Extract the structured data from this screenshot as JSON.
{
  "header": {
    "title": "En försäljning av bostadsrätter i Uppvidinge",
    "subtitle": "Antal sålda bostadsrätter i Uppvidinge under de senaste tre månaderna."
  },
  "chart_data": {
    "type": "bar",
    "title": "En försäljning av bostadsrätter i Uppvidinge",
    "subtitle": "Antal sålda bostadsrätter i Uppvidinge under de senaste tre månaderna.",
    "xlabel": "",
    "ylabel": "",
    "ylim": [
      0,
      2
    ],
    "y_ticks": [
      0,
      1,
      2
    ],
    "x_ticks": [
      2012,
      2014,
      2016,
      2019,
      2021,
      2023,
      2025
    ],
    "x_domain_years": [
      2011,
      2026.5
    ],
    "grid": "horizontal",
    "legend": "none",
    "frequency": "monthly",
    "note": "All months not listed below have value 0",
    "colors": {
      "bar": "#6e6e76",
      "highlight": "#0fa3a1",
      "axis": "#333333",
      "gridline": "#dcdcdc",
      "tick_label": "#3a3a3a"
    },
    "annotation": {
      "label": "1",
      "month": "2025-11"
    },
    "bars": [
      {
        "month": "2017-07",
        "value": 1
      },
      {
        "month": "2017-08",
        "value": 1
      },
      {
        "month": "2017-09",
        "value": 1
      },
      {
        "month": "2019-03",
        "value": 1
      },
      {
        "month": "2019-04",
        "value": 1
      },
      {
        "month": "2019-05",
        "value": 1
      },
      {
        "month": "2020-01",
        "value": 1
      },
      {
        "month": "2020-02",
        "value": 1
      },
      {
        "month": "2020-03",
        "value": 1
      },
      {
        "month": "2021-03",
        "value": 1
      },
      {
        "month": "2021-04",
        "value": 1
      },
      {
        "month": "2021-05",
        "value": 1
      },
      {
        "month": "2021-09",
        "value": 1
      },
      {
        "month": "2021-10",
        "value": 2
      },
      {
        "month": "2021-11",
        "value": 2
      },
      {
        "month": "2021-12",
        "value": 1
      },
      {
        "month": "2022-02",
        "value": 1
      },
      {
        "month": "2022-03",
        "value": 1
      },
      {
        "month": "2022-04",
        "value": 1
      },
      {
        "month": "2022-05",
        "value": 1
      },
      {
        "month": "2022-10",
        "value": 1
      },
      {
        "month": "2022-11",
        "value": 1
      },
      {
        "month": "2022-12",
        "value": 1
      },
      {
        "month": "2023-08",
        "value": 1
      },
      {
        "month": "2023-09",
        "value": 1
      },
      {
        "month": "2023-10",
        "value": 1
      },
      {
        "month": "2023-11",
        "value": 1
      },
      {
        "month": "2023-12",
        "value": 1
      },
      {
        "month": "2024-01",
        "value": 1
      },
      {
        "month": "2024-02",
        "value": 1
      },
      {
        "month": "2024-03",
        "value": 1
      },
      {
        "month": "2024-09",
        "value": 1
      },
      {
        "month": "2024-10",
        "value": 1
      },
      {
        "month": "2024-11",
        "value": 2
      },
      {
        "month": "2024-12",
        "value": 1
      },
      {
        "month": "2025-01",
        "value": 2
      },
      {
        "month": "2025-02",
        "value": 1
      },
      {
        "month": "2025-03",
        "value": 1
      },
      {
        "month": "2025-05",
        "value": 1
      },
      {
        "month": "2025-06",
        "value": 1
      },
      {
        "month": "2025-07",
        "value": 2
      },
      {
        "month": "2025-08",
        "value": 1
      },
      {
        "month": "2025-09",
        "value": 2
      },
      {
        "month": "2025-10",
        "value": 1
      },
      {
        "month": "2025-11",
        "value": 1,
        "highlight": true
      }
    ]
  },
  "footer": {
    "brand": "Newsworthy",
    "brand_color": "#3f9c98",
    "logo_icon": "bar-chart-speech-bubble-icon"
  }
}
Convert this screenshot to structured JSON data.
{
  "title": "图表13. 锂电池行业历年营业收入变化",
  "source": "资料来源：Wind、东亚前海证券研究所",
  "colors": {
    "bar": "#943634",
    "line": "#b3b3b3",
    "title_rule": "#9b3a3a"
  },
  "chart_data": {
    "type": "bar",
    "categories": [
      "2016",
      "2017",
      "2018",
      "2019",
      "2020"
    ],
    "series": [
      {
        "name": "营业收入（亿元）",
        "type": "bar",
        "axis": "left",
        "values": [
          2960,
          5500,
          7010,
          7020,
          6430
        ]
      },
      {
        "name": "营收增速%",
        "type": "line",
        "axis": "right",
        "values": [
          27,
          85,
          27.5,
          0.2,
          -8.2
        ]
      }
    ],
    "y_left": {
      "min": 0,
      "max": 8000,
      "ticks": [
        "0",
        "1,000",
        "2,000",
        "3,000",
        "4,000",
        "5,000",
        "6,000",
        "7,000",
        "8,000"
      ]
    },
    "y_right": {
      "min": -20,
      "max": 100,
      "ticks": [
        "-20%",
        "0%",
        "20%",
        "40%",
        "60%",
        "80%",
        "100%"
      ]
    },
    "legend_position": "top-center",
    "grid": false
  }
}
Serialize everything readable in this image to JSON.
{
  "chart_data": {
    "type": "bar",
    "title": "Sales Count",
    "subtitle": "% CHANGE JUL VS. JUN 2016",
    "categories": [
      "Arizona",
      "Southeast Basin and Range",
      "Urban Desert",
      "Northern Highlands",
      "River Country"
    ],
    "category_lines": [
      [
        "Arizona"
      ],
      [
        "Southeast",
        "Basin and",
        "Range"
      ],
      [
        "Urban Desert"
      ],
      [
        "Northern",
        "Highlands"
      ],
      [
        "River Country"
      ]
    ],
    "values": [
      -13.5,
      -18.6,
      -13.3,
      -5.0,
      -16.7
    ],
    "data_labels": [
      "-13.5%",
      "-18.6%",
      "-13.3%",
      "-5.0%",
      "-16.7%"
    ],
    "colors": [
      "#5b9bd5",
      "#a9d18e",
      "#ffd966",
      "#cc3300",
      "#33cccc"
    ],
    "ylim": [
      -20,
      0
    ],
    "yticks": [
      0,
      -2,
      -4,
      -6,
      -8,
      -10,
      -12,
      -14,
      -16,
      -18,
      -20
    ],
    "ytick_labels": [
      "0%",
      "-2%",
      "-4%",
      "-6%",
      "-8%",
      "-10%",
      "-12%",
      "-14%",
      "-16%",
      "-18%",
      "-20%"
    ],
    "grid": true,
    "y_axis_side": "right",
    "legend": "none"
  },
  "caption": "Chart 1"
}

**Required task**
Only lines with the string "subtitle" belong in your answer; copy each one.

**Problem solution**
    "subtitle": "Antal sålda bostadsrätter i Uppvidinge under de senaste tre månaderna."
    "subtitle": "Antal sålda bostadsrätter i Uppvidinge under de senaste tre månaderna.",
    "subtitle": "% CHANGE JUL VS. JUN 2016",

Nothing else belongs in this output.